- **TASK TO COMPLETE**: Search the material below for the string "title" and list each line that holds it.
[START LISTING]
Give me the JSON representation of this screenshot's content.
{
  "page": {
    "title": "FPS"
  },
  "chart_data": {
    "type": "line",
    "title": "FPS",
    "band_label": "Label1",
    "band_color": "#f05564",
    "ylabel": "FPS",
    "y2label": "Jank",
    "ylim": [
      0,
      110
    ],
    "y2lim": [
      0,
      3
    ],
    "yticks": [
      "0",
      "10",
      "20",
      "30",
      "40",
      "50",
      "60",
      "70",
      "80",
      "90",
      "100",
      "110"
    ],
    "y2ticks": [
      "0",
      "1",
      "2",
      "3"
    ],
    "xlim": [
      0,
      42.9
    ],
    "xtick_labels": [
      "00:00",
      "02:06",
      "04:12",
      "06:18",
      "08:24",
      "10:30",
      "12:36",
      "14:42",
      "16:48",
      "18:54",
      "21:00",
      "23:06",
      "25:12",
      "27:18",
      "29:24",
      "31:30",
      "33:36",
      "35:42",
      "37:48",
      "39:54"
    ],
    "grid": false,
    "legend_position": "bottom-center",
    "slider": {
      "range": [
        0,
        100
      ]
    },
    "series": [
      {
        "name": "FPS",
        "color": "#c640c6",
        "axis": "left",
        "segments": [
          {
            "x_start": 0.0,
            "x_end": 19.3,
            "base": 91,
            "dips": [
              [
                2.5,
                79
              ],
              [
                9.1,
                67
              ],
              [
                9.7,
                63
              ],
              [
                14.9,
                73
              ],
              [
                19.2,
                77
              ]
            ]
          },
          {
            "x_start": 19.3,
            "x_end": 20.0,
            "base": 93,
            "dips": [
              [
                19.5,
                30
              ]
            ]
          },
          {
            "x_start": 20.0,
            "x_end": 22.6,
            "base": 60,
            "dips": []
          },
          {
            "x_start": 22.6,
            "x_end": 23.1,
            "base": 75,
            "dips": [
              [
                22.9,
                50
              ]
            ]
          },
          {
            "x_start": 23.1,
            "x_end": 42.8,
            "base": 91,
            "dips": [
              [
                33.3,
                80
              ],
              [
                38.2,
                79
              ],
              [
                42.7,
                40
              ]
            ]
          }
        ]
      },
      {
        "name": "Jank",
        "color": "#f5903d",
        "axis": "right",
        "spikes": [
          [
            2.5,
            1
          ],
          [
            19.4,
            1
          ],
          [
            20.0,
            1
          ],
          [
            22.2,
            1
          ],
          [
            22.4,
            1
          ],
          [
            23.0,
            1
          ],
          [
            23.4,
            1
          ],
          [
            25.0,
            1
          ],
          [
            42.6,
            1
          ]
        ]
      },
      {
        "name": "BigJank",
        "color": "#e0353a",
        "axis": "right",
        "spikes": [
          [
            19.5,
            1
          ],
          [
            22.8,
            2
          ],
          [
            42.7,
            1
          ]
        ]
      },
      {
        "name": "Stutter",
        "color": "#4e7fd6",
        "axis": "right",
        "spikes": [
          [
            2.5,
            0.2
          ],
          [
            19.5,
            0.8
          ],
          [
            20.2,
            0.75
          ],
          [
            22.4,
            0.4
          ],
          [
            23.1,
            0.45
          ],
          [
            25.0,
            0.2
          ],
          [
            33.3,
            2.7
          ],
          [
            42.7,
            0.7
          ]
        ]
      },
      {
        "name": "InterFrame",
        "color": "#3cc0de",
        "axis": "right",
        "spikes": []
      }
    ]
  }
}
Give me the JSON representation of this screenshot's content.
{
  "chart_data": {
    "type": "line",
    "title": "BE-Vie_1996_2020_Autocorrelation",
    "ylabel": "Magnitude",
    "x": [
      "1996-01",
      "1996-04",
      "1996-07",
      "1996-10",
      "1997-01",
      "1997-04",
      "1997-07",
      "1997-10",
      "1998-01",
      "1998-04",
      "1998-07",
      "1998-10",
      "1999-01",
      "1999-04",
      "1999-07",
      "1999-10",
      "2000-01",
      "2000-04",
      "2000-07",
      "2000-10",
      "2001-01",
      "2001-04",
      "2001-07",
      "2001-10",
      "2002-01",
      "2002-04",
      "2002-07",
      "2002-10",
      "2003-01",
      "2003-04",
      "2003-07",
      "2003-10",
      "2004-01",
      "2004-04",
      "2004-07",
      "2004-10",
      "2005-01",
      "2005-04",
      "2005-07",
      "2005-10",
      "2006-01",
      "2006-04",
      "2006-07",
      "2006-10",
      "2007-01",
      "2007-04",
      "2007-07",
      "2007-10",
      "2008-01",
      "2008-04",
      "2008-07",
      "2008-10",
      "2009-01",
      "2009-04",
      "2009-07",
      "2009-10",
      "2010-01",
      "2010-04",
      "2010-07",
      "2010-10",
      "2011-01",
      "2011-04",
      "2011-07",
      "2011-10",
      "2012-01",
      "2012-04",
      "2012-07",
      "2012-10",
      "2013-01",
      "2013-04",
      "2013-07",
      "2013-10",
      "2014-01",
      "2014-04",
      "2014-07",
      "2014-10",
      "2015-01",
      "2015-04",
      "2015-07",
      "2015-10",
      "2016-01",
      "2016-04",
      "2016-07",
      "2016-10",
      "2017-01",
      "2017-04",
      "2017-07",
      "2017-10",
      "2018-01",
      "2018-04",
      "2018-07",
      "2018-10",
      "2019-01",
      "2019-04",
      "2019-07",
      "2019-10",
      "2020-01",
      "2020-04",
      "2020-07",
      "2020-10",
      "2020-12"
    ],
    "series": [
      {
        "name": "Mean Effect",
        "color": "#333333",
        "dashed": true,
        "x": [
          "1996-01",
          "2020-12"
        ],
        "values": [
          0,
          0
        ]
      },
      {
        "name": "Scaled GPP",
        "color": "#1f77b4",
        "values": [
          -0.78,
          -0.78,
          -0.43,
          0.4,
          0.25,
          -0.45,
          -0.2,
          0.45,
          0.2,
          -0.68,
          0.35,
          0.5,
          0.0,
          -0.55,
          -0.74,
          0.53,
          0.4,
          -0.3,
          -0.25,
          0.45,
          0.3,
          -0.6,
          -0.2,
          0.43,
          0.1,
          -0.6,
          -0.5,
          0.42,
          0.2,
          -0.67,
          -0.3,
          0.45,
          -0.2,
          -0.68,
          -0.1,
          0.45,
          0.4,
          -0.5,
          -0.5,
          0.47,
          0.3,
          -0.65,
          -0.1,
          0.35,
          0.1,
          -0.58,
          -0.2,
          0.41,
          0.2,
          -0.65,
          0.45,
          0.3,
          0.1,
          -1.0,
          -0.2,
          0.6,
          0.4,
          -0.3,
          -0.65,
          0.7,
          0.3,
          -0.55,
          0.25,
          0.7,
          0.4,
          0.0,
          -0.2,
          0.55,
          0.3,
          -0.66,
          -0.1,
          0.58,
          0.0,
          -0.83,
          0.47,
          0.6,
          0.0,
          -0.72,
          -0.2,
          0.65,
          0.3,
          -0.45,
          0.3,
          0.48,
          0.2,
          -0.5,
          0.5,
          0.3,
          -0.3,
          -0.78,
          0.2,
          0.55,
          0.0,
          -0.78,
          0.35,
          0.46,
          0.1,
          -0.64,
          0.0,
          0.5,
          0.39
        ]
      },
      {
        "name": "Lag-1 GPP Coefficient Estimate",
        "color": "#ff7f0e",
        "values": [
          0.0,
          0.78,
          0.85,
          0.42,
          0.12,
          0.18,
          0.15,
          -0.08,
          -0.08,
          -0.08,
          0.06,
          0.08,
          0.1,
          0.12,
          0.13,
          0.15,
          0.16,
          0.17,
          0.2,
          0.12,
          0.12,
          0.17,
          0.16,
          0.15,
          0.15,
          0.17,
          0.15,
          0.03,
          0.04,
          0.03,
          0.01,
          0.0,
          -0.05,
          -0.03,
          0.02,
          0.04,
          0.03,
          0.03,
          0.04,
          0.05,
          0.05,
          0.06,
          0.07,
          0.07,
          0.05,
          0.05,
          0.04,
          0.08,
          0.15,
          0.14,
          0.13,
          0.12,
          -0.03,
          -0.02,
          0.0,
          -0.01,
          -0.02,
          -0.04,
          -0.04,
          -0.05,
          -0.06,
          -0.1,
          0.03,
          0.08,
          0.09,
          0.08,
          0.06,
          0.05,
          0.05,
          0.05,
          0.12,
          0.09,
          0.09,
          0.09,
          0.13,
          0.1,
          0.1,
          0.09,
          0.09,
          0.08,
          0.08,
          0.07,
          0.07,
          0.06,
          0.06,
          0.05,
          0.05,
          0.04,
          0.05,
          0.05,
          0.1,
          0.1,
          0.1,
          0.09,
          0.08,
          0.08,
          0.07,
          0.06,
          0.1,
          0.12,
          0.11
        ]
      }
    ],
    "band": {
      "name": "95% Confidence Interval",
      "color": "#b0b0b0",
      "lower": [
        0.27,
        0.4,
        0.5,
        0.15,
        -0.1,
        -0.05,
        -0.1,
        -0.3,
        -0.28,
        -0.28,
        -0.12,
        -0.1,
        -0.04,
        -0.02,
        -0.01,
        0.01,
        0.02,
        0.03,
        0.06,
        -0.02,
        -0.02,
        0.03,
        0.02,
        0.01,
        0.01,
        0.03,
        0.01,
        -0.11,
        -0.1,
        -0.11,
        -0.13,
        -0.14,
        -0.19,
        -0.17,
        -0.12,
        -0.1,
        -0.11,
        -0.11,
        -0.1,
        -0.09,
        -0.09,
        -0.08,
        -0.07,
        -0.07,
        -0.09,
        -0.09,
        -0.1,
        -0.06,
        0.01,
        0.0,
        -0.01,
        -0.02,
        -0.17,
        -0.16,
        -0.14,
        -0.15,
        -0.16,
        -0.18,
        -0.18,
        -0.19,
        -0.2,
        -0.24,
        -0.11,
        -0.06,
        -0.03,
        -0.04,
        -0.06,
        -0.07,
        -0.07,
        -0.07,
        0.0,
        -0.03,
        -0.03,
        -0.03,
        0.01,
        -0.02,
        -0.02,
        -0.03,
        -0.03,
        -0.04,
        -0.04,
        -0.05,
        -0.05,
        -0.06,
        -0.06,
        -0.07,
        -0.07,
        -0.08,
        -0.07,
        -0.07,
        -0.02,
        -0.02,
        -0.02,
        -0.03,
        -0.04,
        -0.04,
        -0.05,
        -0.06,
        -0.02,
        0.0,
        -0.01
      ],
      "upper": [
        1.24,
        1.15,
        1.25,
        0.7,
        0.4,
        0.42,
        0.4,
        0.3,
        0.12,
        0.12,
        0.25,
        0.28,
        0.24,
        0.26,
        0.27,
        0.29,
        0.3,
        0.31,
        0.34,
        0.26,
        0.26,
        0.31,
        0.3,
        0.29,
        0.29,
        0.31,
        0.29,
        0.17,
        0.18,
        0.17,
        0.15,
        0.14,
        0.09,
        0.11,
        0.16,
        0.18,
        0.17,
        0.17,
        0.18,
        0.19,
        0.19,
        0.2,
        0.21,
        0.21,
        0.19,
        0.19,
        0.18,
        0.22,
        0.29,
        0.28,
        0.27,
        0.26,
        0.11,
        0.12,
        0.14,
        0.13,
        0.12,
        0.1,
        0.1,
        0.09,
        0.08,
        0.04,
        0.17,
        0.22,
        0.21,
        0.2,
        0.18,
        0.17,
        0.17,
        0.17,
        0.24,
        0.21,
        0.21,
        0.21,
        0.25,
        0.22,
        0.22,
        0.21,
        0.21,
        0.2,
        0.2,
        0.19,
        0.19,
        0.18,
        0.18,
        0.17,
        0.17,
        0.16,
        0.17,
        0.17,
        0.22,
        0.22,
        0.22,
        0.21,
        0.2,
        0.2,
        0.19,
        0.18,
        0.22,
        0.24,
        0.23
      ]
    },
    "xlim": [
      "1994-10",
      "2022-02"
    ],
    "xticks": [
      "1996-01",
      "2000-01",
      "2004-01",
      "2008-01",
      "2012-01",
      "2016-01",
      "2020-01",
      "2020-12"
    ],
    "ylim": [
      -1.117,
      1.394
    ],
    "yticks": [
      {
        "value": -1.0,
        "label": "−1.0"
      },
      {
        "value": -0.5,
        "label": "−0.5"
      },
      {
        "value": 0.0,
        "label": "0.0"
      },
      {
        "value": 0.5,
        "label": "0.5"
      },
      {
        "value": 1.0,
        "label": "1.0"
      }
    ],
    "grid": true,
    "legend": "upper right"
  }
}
[END LISTING]
- **WORKED ANSWER**:
    "title": "FPS"
    "title": "FPS",
    "title": "BE-Vie_1996_2020_Autocorrelation",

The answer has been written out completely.